## begin MATERIAL SHOWN
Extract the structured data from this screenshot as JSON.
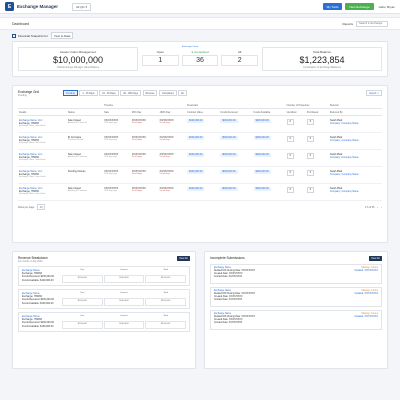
{
  "header": {
    "logo": "E",
    "title": "Exchange Manager",
    "selector": "All Qls",
    "btn_tools": "My Tools",
    "btn_new": "New Exchange",
    "user": "Hello, Bryan"
  },
  "breadcrumb": {
    "title": "Dashboard",
    "reports_label": "Reports",
    "search_placeholder": "Search in Exchange"
  },
  "snapshot": {
    "label": "Financial Snapshot for",
    "period": "Year to Date"
  },
  "stats": {
    "aum": {
      "label": "Assets Under Management",
      "value": "$10,000,000",
      "sub": "Total Exchange Manager Value Balance"
    },
    "status_tag": "Exchange Count",
    "open": {
      "label": "Open",
      "value": "1"
    },
    "completed": {
      "label": "Completed",
      "value": "36"
    },
    "all": {
      "label": "All",
      "value": "2"
    },
    "balance": {
      "label": "Total Balance",
      "value": "$1,223,854",
      "sub": "Combination of Exchange Balances"
    }
  },
  "table": {
    "title": "Exchange Grid",
    "subtitle": "Pending",
    "chips": [
      "Pending",
      "1 - 15 Days",
      "16 - 45 Days",
      "46 - 180 Days",
      "Reverse",
      "Completed",
      "All"
    ],
    "export": "Export",
    "group_headers": {
      "timeline": "Timeline",
      "financials": "Financials",
      "properties": "Number of Properties",
      "referral": "Referral"
    },
    "columns": [
      "Details",
      "Status",
      "Sale",
      "45th Day",
      "180th Day",
      "Contract Value",
      "Funds Received",
      "Funds Available",
      "Identified",
      "Purchased",
      "Referred By"
    ],
    "rows": [
      {
        "name": "Exchange Name, LLC",
        "sub1": "Exchange: 789456",
        "sub2": "Exchange Officer: Jane Smith",
        "status": "Sale Closed",
        "status_sub": "Awaiting ID Purchase",
        "d1": "XX/XX/XXXX",
        "d1s": "XXX days ago",
        "d2": "XX/XX/XXXX",
        "d2s": "Xx left days",
        "d3": "XX/XX/XXXX",
        "d3s": "Xx left days",
        "v1": "$000,000.00",
        "v2": "$000,000.00",
        "v3": "$000,000.00",
        "p1": "0",
        "p2": "0",
        "ref": "Sarah Plaid",
        "ref_sub": "Company: Company Name"
      },
      {
        "name": "Exchange Name, LLC",
        "sub1": "Exchange: 789456",
        "sub2": "Exchange Officer: Jane Smith",
        "status": "ID Complete",
        "status_sub": "Purchase Closed",
        "d1": "XX/XX/XXXX",
        "d1s": "XXX days ago",
        "d2": "XX/XX/XXXX",
        "d2s": "Xx left days",
        "d3": "XX/XX/XXXX",
        "d3s": "Xx left days",
        "v1": "$000,000.00",
        "v2": "$000,000.00",
        "v3": "$000,000.00",
        "p1": "0",
        "p2": "0",
        "ref": "Sarah Plaid",
        "ref_sub": "Company: Company Name"
      },
      {
        "name": "Exchange Name, LLC",
        "sub1": "Exchange: 789456",
        "sub2": "Exchange Officer: Jane Smith",
        "status": "Sale Closed",
        "status_sub": "Awaiting ID Purchase",
        "d1": "XX/XX/XXXX",
        "d1s": "XXX days ago",
        "d2": "XX/XX/XXXX",
        "d2s": "Xx left days",
        "d3": "XX/XX/XXXX",
        "d3s": "Xx left days",
        "v1": "$000,000.00",
        "v2": "$000,000.00",
        "v3": "$000,000.00",
        "p1": "0",
        "p2": "0",
        "ref": "Sarah Plaid",
        "ref_sub": "Company: Company Name"
      },
      {
        "name": "Exchange Name, LLC",
        "sub1": "Exchange: 789456",
        "sub2": "Exchange Officer: Jane Smith",
        "status": "Pending Closure",
        "status_sub": "",
        "d1": "XX/XX/XXXX",
        "d1s": "XXX days ago",
        "d2": "XX/XX/XXXX",
        "d2s": "Xx left days",
        "d3": "XX/XX/XXXX",
        "d3s": "Xx left days",
        "v1": "$000,000.00",
        "v2": "$000,000.00",
        "v3": "$000,000.00",
        "p1": "0",
        "p2": "0",
        "ref": "Sarah Plaid",
        "ref_sub": "Company: Company Name"
      },
      {
        "name": "Exchange Name, LLC",
        "sub1": "Exchange: 789456",
        "sub2": "Exchange Officer: Jane Smith",
        "status": "Sale Closed",
        "status_sub": "Awaiting ID Purchase",
        "d1": "XX/XX/XXXX",
        "d1s": "XXX days ago",
        "d2": "XX/XX/XXXX",
        "d2s": "Xx left days",
        "d3": "XX/XX/XXXX",
        "d3s": "Xx left days",
        "v1": "$000,000.00",
        "v2": "$000,000.00",
        "v3": "$000,000.00",
        "p1": "0",
        "p2": "0",
        "ref": "Sarah Plaid",
        "ref_sub": "Company: Company Name"
      }
    ],
    "pagination": {
      "rows_label": "Rows per page:",
      "rows_value": "10",
      "range": "1-5 of 35"
    }
  },
  "revenue": {
    "title": "Revenue Breakdown",
    "subtitle": "For month of July 2020",
    "view_btn": "View All",
    "items": [
      {
        "name": "Exchange Name",
        "l1": "Exchange: 789456",
        "l2": "Funds Received: $100,000.00",
        "l3": "Funds Available: $100,000.00",
        "h": [
          "Fee",
          "Interest",
          "Total"
        ],
        "v": [
          "$100,000",
          "$100,000",
          "$100,000"
        ]
      },
      {
        "name": "Exchange Name",
        "l1": "Exchange: 789456",
        "l2": "Funds Received: $100,000.00",
        "l3": "Funds Available: $100,000.00",
        "h": [
          "Fee",
          "Interest",
          "Total"
        ],
        "v": [
          "$100,000",
          "$100,000",
          "$100,000"
        ]
      },
      {
        "name": "Exchange Name",
        "l1": "Exchange: 789456",
        "l2": "Funds Received: $100,000.00",
        "l3": "Funds Available: $100,000.00",
        "h": [
          "Fee",
          "Interest",
          "Total"
        ],
        "v": [
          "$100,000",
          "$100,000",
          "$100,000"
        ]
      }
    ]
  },
  "incomplete": {
    "title": "Incomplete Submissions",
    "view_btn": "View All",
    "items": [
      {
        "name": "Exchange Name",
        "l1": "Related IRS Closing Date: XX/XX/XXXX",
        "l2": "Created Date: XX/XX/XXXX",
        "l3": "Contact Date: XX/XX/XXXX",
        "s1": "Missing: 4 items",
        "s2": "Updated: XX/XX/XXXX"
      },
      {
        "name": "Exchange Name",
        "l1": "Related IRS Closing Date: XX/XX/XXXX",
        "l2": "Created Date: XX/XX/XXXX",
        "l3": "Contact Date: XX/XX/XXXX",
        "s1": "Missing: 4 items",
        "s2": "Updated: XX/XX/XXXX"
      },
      {
        "name": "Exchange Name",
        "l1": "Related IRS Closing Date: XX/XX/XXXX",
        "l2": "Created Date: XX/XX/XXXX",
        "l3": "Contact Date: XX/XX/XXXX",
        "s1": "Missing: 4 items",
        "s2": "Updated: XX/XX/XXXX"
      }
    ]
  }
}
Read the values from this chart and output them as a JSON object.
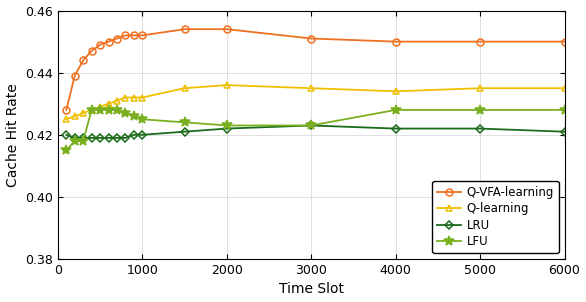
{
  "x": [
    100,
    200,
    300,
    400,
    500,
    600,
    700,
    800,
    900,
    1000,
    1500,
    2000,
    3000,
    4000,
    5000,
    6000
  ],
  "Q_VFA": [
    0.428,
    0.439,
    0.444,
    0.447,
    0.449,
    0.45,
    0.451,
    0.452,
    0.452,
    0.452,
    0.454,
    0.454,
    0.451,
    0.45,
    0.45,
    0.45
  ],
  "Q_learning": [
    0.425,
    0.426,
    0.427,
    0.428,
    0.429,
    0.43,
    0.431,
    0.432,
    0.432,
    0.432,
    0.435,
    0.436,
    0.435,
    0.434,
    0.435,
    0.435
  ],
  "LRU": [
    0.42,
    0.419,
    0.419,
    0.419,
    0.419,
    0.419,
    0.419,
    0.419,
    0.42,
    0.42,
    0.421,
    0.422,
    0.423,
    0.422,
    0.422,
    0.421
  ],
  "LFU": [
    0.415,
    0.418,
    0.418,
    0.428,
    0.428,
    0.428,
    0.428,
    0.427,
    0.426,
    0.425,
    0.424,
    0.423,
    0.423,
    0.428,
    0.428,
    0.428
  ],
  "colors": {
    "Q_VFA": "#F07020",
    "Q_learning": "#F0C000",
    "LRU": "#1A6B1A",
    "LFU": "#7AB020"
  },
  "markers": {
    "Q_VFA": "o",
    "Q_learning": "^",
    "LRU": "D",
    "LFU": "*"
  },
  "labels": {
    "Q_VFA": "Q-VFA-learning",
    "Q_learning": "Q-learning",
    "LRU": "LRU",
    "LFU": "LFU"
  },
  "xlabel": "Time Slot",
  "ylabel": "Cache Hit Rate",
  "xlim": [
    0,
    6000
  ],
  "ylim": [
    0.38,
    0.46
  ],
  "xticks": [
    0,
    1000,
    2000,
    3000,
    4000,
    5000,
    6000
  ],
  "yticks": [
    0.38,
    0.4,
    0.42,
    0.44,
    0.46
  ],
  "legend_loc": "lower right",
  "figsize": [
    5.86,
    3.02
  ],
  "dpi": 100
}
## end MATERIAL SHOWN
DIRECTIONS FOR THIS TASK> Extract the run of lines beginning with the line that holds "Read the values" and ending at the last line of the data, inclusive. Exclude any pictures from the copy.

TASK SOLUTION>
Read the values from this chart and output them as a JSON object.
{
  "x": [
    100,
    200,
    300,
    400,
    500,
    600,
    700,
    800,
    900,
    1000,
    1500,
    2000,
    3000,
    4000,
    5000,
    6000
  ],
  "Q_VFA": [
    0.428,
    0.439,
    0.444,
    0.447,
    0.449,
    0.45,
    0.451,
    0.452,
    0.452,
    0.452,
    0.454,
    0.454,
    0.451,
    0.45,
    0.45,
    0.45
  ],
  "Q_learning": [
    0.425,
    0.426,
    0.427,
    0.428,
    0.429,
    0.43,
    0.431,
    0.432,
    0.432,
    0.432,
    0.435,
    0.436,
    0.435,
    0.434,
    0.435,
    0.435
  ],
  "LRU": [
    0.42,
    0.419,
    0.419,
    0.419,
    0.419,
    0.419,
    0.419,
    0.419,
    0.42,
    0.42,
    0.421,
    0.422,
    0.423,
    0.422,
    0.422,
    0.421
  ],
  "LFU": [
    0.415,
    0.418,
    0.418,
    0.428,
    0.428,
    0.428,
    0.428,
    0.427,
    0.426,
    0.425,
    0.424,
    0.423,
    0.423,
    0.428,
    0.428,
    0.428
  ],
  "colors": {
    "Q_VFA": "#F07020",
    "Q_learning": "#F0C000",
    "LRU": "#1A6B1A",
    "LFU": "#7AB020"
  },
  "markers": {
    "Q_VFA": "o",
    "Q_learning": "^",
    "LRU": "D",
    "LFU": "*"
  },
  "labels": {
    "Q_VFA": "Q-VFA-learning",
    "Q_learning": "Q-learning",
    "LRU": "LRU",
    "LFU": "LFU"
  },
  "xlabel": "Time Slot",
  "ylabel": "Cache Hit Rate",
  "xlim": [
    0,
    6000
  ],
  "ylim": [
    0.38,
    0.46
  ],
  "xticks": [
    0,
    1000,
    2000,
    3000,
    4000,
    5000,
    6000
  ],
  "yticks": [
    0.38,
    0.4,
    0.42,
    0.44,
    0.46
  ],
  "legend_loc": "lower right",
  "figsize": [
    5.86,
    3.02
  ],
  "dpi": 100
}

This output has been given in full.